Instructions to follow —
Reproduce the data in its entirety, exactly as supplied.

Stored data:
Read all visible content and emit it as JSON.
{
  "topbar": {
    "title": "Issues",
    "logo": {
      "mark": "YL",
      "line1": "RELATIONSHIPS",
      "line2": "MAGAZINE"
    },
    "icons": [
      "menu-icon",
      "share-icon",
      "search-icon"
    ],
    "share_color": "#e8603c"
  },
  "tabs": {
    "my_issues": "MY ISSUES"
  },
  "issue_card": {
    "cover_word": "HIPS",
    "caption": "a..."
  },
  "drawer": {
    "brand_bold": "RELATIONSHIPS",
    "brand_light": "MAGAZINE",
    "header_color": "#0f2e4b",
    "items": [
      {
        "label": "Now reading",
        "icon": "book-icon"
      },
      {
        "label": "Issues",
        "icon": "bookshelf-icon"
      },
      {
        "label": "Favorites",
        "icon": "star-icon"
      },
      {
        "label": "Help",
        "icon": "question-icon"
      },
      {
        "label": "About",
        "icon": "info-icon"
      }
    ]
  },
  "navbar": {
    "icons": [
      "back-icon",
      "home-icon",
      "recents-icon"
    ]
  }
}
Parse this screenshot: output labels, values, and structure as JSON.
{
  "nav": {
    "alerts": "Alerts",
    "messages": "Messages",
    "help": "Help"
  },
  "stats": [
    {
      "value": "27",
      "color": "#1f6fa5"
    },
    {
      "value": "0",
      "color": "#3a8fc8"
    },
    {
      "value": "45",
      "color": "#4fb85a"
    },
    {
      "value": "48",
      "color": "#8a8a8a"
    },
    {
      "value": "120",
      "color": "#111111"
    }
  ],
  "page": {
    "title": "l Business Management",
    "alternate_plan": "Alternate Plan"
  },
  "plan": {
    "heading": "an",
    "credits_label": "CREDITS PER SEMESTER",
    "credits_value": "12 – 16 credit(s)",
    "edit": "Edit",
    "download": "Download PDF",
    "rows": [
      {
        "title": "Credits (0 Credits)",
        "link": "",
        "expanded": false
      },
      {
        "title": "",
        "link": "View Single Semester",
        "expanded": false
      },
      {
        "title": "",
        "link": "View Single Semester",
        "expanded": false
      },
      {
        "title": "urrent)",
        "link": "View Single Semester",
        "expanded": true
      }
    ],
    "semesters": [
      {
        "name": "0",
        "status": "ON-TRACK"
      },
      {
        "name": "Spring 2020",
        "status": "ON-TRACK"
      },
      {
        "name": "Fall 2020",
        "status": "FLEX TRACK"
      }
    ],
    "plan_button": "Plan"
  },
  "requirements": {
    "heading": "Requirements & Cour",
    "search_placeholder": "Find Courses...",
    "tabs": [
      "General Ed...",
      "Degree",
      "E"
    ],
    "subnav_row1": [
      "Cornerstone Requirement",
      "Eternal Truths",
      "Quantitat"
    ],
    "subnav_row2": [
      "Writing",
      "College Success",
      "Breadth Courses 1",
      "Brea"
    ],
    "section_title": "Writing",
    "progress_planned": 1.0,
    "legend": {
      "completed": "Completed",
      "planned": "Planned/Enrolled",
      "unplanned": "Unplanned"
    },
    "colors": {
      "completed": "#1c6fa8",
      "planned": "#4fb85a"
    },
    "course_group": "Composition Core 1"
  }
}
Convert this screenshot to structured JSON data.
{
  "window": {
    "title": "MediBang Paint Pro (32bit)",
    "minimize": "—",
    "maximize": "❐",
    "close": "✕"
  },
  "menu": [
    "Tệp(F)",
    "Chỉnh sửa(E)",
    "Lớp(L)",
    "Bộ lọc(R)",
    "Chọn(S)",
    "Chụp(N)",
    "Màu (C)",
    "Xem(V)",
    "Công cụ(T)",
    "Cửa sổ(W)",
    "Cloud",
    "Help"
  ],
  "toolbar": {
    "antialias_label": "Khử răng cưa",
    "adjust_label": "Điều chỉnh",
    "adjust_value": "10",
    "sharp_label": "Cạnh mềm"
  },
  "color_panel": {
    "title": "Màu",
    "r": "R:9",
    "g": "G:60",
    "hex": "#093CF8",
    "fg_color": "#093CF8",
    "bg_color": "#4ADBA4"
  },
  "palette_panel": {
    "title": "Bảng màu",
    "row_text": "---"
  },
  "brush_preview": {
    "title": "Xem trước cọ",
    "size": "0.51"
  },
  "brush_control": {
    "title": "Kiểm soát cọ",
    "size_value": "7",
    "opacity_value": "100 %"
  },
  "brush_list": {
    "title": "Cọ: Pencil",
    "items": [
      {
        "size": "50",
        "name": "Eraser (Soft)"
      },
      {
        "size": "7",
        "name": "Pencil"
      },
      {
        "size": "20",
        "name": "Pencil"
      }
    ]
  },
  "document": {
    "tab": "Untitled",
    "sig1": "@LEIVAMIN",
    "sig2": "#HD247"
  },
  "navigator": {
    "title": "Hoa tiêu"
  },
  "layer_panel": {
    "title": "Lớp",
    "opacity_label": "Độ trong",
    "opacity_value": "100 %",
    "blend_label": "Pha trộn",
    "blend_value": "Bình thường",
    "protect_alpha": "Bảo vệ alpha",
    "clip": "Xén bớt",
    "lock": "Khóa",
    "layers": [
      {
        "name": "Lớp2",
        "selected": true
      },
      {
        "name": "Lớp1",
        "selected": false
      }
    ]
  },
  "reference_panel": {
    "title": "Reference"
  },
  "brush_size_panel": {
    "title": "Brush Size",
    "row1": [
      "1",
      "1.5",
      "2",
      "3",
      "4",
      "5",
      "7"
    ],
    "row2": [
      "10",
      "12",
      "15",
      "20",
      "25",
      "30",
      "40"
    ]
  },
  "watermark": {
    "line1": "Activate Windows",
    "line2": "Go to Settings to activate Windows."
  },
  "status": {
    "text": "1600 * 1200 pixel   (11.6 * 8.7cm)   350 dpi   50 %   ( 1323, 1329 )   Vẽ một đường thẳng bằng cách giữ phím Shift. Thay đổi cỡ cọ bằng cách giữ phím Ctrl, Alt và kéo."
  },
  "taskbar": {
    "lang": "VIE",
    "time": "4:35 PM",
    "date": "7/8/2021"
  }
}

Final answer —
Read all visible content and emit it as JSON.
{
  "topbar": {
    "title": "Issues",
    "logo": {
      "mark": "YL",
      "line1": "RELATIONSHIPS",
      "line2": "MAGAZINE"
    },
    "icons": [
      "menu-icon",
      "share-icon",
      "search-icon"
    ],
    "share_color": "#e8603c"
  },
  "tabs": {
    "my_issues": "MY ISSUES"
  },
  "issue_card": {
    "cover_word": "HIPS",
    "caption": "a..."
  },
  "drawer": {
    "brand_bold": "RELATIONSHIPS",
    "brand_light": "MAGAZINE",
    "header_color": "#0f2e4b",
    "items": [
      {
        "label": "Now reading",
        "icon": "book-icon"
      },
      {
        "label": "Issues",
        "icon": "bookshelf-icon"
      },
      {
        "label": "Favorites",
        "icon": "star-icon"
      },
      {
        "label": "Help",
        "icon": "question-icon"
      },
      {
        "label": "About",
        "icon": "info-icon"
      }
    ]
  },
  "navbar": {
    "icons": [
      "back-icon",
      "home-icon",
      "recents-icon"
    ]
  }
}
Parse this screenshot: output labels, values, and structure as JSON.
{
  "nav": {
    "alerts": "Alerts",
    "messages": "Messages",
    "help": "Help"
  },
  "stats": [
    {
      "value": "27",
      "color": "#1f6fa5"
    },
    {
      "value": "0",
      "color": "#3a8fc8"
    },
    {
      "value": "45",
      "color": "#4fb85a"
    },
    {
      "value": "48",
      "color": "#8a8a8a"
    },
    {
      "value": "120",
      "color": "#111111"
    }
  ],
  "page": {
    "title": "l Business Management",
    "alternate_plan": "Alternate Plan"
  },
  "plan": {
    "heading": "an",
    "credits_label": "CREDITS PER SEMESTER",
    "credits_value": "12 – 16 credit(s)",
    "edit": "Edit",
    "download": "Download PDF",
    "rows": [
      {
        "title": "Credits (0 Credits)",
        "link": "",
        "expanded": false
      },
      {
        "title": "",
        "link": "View Single Semester",
        "expanded": false
      },
      {
        "title": "",
        "link": "View Single Semester",
        "expanded": false
      },
      {
        "title": "urrent)",
        "link": "View Single Semester",
        "expanded": true
      }
    ],
    "semesters": [
      {
        "name": "0",
        "status": "ON-TRACK"
      },
      {
        "name": "Spring 2020",
        "status": "ON-TRACK"
      },
      {
        "name": "Fall 2020",
        "status": "FLEX TRACK"
      }
    ],
    "plan_button": "Plan"
  },
  "requirements": {
    "heading": "Requirements & Cour",
    "search_placeholder": "Find Courses...",
    "tabs": [
      "General Ed...",
      "Degree",
      "E"
    ],
    "subnav_row1": [
      "Cornerstone Requirement",
      "Eternal Truths",
      "Quantitat"
    ],
    "subnav_row2": [
      "Writing",
      "College Success",
      "Breadth Courses 1",
      "Brea"
    ],
    "section_title": "Writing",
    "progress_planned": 1.0,
    "legend": {
      "completed": "Completed",
      "planned": "Planned/Enrolled",
      "unplanned": "Unplanned"
    },
    "colors": {
      "completed": "#1c6fa8",
      "planned": "#4fb85a"
    },
    "course_group": "Composition Core 1"
  }
}
Convert this screenshot to structured JSON data.
{
  "window": {
    "title": "MediBang Paint Pro (32bit)",
    "minimize": "—",
    "maximize": "❐",
    "close": "✕"
  },
  "menu": [
    "Tệp(F)",
    "Chỉnh sửa(E)",
    "Lớp(L)",
    "Bộ lọc(R)",
    "Chọn(S)",
    "Chụp(N)",
    "Màu (C)",
    "Xem(V)",
    "Công cụ(T)",
    "Cửa sổ(W)",
    "Cloud",
    "Help"
  ],
  "toolbar": {
    "antialias_label": "Khử răng cưa",
    "adjust_label": "Điều chỉnh",
    "adjust_value": "10",
    "sharp_label": "Cạnh mềm"
  },
  "color_panel": {
    "title": "Màu",
    "r": "R:9",
    "g": "G:60",
    "hex": "#093CF8",
    "fg_color": "#093CF8",
    "bg_color": "#4ADBA4"
  },
  "palette_panel": {
    "title": "Bảng màu",
    "row_text": "---"
  },
  "brush_preview": {
    "title": "Xem trước cọ",
    "size": "0.51"
  },
  "brush_control": {
    "title": "Kiểm soát cọ",
    "size_value": "7",
    "opacity_value": "100 %"
  },
  "brush_list": {
    "title": "Cọ: Pencil",
    "items": [
      {
        "size": "50",
        "name": "Eraser (Soft)"
      },
      {
        "size": "7",
        "name": "Pencil"
      },
      {
        "size": "20",
        "name": "Pencil"
      }
    ]
  },
  "document": {
    "tab": "Untitled",
    "sig1": "@LEIVAMIN",
    "sig2": "#HD247"
  },
  "navigator": {
    "title": "Hoa tiêu"
  },
  "layer_panel": {
    "title": "Lớp",
    "opacity_label": "Độ trong",
    "opacity_value": "100 %",
    "blend_label": "Pha trộn",
    "blend_value": "Bình thường",
    "protect_alpha": "Bảo vệ alpha",
    "clip": "Xén bớt",
    "lock": "Khóa",
    "layers": [
      {
        "name": "Lớp2",
        "selected": true
      },
      {
        "name": "Lớp1",
        "selected": false
      }
    ]
  },
  "reference_panel": {
    "title": "Reference"
  },
  "brush_size_panel": {
    "title": "Brush Size",
    "row1": [
      "1",
      "1.5",
      "2",
      "3",
      "4",
      "5",
      "7"
    ],
    "row2": [
      "10",
      "12",
      "15",
      "20",
      "25",
      "30",
      "40"
    ]
  },
  "watermark": {
    "line1": "Activate Windows",
    "line2": "Go to Settings to activate Windows."
  },
  "status": {
    "text": "1600 * 1200 pixel   (11.6 * 8.7cm)   350 dpi   50 %   ( 1323, 1329 )   Vẽ một đường thẳng bằng cách giữ phím Shift. Thay đổi cỡ cọ bằng cách giữ phím Ctrl, Alt và kéo."
  },
  "taskbar": {
    "lang": "VIE",
    "time": "4:35 PM",
    "date": "7/8/2021"
  }
}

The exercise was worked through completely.